Input data:
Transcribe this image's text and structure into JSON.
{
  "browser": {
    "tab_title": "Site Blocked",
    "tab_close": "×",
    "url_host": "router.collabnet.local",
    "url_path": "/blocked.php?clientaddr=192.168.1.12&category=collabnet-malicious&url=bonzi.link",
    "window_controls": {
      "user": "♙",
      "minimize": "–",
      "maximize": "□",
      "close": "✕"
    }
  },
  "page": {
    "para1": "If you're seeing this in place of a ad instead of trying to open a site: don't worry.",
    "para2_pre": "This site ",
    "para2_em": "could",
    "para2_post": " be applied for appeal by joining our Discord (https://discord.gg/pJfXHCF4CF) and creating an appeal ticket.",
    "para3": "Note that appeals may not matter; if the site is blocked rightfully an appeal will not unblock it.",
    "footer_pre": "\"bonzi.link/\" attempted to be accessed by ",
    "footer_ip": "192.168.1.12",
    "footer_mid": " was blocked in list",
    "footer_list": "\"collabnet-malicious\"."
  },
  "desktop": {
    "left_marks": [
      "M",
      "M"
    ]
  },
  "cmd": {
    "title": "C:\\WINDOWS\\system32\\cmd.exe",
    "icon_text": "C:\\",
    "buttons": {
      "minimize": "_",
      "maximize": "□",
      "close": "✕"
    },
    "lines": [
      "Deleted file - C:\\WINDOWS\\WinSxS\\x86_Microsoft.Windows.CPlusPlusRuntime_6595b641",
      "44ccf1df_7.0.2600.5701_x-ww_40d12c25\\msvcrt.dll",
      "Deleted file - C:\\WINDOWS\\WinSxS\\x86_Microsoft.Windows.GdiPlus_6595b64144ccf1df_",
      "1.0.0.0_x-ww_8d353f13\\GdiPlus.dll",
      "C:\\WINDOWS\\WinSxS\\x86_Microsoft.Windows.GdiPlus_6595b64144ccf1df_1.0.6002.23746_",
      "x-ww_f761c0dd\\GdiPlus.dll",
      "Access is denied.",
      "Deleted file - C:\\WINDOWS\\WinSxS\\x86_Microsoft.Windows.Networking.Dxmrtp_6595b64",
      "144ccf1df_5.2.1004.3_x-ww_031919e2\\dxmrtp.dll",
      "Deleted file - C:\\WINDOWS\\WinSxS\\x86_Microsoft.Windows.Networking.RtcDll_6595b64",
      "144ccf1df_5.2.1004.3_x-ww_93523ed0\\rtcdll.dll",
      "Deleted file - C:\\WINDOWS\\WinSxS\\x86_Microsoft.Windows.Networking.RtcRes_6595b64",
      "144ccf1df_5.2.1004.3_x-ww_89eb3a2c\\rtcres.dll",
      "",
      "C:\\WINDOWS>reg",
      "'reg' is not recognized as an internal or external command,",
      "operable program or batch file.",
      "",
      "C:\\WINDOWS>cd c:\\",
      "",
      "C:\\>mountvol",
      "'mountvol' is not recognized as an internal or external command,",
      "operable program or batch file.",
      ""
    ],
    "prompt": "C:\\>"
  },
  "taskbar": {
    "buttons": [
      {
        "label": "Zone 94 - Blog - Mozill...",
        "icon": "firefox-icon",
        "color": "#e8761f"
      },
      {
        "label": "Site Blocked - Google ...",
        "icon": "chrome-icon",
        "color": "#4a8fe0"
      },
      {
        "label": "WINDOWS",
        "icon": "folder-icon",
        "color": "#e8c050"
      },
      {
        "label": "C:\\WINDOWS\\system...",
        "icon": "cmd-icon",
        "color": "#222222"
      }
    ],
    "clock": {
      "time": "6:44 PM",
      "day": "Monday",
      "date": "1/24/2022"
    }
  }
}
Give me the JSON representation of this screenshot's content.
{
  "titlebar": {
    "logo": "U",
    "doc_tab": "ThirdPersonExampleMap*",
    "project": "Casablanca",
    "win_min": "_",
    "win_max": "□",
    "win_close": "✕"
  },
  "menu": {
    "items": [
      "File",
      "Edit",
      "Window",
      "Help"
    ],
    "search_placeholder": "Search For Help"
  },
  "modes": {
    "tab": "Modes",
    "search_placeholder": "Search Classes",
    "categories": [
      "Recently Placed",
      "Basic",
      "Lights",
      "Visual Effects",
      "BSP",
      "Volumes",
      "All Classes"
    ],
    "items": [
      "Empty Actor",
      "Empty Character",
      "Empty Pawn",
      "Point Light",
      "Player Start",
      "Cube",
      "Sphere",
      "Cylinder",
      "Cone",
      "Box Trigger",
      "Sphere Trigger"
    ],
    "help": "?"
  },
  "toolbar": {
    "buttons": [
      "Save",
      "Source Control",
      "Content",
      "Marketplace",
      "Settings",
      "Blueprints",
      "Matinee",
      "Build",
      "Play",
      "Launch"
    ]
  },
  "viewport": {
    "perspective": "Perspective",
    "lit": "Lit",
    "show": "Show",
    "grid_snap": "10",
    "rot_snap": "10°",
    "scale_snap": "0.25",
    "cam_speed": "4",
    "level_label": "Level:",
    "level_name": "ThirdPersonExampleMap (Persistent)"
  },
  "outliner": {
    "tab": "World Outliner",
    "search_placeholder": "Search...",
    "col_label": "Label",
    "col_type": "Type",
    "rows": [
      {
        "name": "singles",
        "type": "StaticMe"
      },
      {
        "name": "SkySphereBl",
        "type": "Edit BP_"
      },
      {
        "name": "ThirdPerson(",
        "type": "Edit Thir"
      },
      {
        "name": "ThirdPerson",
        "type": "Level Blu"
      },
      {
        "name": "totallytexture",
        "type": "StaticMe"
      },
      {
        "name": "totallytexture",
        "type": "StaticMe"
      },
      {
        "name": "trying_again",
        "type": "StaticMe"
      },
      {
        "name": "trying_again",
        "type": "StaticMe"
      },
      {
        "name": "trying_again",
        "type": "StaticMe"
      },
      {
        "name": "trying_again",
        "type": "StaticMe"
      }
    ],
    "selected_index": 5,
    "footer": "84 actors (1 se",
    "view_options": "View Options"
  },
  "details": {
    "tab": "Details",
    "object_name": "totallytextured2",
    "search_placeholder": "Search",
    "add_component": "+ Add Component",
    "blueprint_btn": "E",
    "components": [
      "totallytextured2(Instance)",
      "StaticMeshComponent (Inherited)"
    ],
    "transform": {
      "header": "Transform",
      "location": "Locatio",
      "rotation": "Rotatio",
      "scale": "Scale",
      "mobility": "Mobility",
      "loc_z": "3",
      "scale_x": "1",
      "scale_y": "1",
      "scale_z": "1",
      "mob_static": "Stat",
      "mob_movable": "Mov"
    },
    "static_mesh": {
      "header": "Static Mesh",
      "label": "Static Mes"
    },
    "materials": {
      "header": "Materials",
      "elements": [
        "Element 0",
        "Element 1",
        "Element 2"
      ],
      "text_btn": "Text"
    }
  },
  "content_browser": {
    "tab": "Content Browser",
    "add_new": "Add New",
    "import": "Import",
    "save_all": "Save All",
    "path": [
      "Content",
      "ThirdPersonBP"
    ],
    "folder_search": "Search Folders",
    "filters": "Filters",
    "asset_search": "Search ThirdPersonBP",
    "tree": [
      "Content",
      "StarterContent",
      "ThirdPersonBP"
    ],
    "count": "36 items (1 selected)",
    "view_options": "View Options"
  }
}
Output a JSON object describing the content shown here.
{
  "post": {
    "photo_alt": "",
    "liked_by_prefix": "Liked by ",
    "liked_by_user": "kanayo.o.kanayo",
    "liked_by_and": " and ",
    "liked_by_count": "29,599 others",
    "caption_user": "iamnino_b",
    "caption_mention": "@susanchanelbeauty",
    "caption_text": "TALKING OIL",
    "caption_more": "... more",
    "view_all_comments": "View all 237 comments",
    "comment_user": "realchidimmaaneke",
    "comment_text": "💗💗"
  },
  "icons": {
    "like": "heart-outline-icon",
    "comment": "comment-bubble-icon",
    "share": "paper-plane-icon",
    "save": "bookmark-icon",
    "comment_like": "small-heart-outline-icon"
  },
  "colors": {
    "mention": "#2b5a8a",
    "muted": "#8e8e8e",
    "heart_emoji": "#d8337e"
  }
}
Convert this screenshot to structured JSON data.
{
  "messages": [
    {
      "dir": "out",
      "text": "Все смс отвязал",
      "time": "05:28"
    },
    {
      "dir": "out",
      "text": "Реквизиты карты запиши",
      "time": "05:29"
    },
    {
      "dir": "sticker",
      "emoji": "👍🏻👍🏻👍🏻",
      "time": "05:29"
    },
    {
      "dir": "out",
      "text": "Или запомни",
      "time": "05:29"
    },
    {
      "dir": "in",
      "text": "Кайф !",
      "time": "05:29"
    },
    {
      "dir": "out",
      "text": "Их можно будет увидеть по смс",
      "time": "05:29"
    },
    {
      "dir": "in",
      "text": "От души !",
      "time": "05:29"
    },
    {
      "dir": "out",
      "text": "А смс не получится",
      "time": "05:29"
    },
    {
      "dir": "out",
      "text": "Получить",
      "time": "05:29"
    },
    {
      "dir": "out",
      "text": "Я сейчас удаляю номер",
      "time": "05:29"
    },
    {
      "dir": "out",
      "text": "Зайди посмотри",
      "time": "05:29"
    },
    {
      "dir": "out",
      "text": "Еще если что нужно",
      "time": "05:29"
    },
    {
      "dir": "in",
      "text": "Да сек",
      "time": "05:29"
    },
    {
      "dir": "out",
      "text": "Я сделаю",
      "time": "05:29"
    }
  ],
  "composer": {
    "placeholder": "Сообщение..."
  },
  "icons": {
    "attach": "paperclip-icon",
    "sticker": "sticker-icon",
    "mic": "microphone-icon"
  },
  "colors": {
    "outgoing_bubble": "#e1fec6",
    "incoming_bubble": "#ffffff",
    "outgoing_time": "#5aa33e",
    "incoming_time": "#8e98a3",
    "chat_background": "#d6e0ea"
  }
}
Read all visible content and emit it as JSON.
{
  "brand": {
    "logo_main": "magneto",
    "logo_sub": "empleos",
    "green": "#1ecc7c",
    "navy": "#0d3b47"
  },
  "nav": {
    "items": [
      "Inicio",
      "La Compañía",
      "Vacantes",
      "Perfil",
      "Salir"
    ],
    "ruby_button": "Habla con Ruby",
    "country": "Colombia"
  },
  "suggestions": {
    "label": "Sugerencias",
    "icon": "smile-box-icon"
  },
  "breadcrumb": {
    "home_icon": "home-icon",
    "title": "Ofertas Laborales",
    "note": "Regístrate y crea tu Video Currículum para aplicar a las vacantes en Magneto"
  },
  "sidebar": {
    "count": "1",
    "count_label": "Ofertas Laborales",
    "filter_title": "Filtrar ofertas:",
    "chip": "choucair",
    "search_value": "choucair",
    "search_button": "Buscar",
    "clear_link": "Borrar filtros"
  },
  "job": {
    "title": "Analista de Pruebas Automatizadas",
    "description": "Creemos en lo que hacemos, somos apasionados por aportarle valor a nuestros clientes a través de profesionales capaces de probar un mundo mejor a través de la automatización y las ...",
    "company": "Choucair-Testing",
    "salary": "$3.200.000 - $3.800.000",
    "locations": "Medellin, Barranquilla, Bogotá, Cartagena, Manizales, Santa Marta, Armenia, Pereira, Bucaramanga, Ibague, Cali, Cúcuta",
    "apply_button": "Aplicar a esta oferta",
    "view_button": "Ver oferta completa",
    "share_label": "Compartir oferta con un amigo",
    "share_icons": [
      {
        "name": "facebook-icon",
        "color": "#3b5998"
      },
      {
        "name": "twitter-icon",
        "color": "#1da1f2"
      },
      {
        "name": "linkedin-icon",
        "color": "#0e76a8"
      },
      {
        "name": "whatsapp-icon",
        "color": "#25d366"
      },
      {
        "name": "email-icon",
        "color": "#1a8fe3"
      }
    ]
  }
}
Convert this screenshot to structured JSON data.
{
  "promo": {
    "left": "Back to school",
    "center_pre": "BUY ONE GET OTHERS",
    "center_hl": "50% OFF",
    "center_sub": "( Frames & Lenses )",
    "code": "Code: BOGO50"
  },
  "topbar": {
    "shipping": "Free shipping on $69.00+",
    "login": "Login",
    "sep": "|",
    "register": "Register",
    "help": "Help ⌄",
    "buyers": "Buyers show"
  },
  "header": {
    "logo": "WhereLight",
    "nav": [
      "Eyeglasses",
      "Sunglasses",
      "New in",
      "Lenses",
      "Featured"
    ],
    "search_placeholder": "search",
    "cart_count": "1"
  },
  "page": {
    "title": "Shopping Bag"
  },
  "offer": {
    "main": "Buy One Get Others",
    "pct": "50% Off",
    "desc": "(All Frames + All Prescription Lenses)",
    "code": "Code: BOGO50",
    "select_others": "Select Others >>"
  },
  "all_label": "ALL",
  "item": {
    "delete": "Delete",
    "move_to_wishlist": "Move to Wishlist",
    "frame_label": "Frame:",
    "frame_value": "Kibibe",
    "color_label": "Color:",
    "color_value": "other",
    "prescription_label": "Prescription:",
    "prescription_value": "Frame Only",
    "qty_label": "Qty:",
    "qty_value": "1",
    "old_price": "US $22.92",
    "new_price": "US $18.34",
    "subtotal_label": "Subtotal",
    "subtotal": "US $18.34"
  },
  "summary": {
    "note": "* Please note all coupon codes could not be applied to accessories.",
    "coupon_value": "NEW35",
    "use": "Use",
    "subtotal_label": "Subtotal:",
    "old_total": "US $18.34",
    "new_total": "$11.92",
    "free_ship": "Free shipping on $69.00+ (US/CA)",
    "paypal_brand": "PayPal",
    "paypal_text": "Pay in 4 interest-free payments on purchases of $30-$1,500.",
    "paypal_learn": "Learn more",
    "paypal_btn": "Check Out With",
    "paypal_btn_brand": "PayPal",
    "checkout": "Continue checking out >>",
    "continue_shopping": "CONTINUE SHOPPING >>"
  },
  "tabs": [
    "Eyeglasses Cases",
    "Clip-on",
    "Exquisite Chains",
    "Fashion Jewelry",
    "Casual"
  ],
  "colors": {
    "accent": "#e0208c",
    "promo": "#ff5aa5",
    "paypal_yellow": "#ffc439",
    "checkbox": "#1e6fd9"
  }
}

Set exercise:
Read through the data and copy every line where "WINDOWS" shows up.

Worked solution:
    "title": "C:\\WINDOWS\\system32\\cmd.exe",
      "Deleted file - C:\\WINDOWS\\WinSxS\\x86_Microsoft.Windows.CPlusPlusRuntime_6595b641",
      "Deleted file - C:\\WINDOWS\\WinSxS\\x86_Microsoft.Windows.GdiPlus_6595b64144ccf1df_",
      "C:\\WINDOWS\\WinSxS\\x86_Microsoft.Windows.GdiPlus_6595b64144ccf1df_1.0.6002.23746_",
      "Deleted file - C:\\WINDOWS\\WinSxS\\x86_Microsoft.Windows.Networking.Dxmrtp_6595b64",
      "Deleted file - C:\\WINDOWS\\WinSxS\\x86_Microsoft.Windows.Networking.RtcDll_6595b64",
      "Deleted file - C:\\WINDOWS\\WinSxS\\x86_Microsoft.Windows.Networking.RtcRes_6595b64",
      "C:\\WINDOWS>reg",
      "C:\\WINDOWS>cd c:\\",
        "label": "WINDOWS",
        "label": "C:\\WINDOWS\\system...",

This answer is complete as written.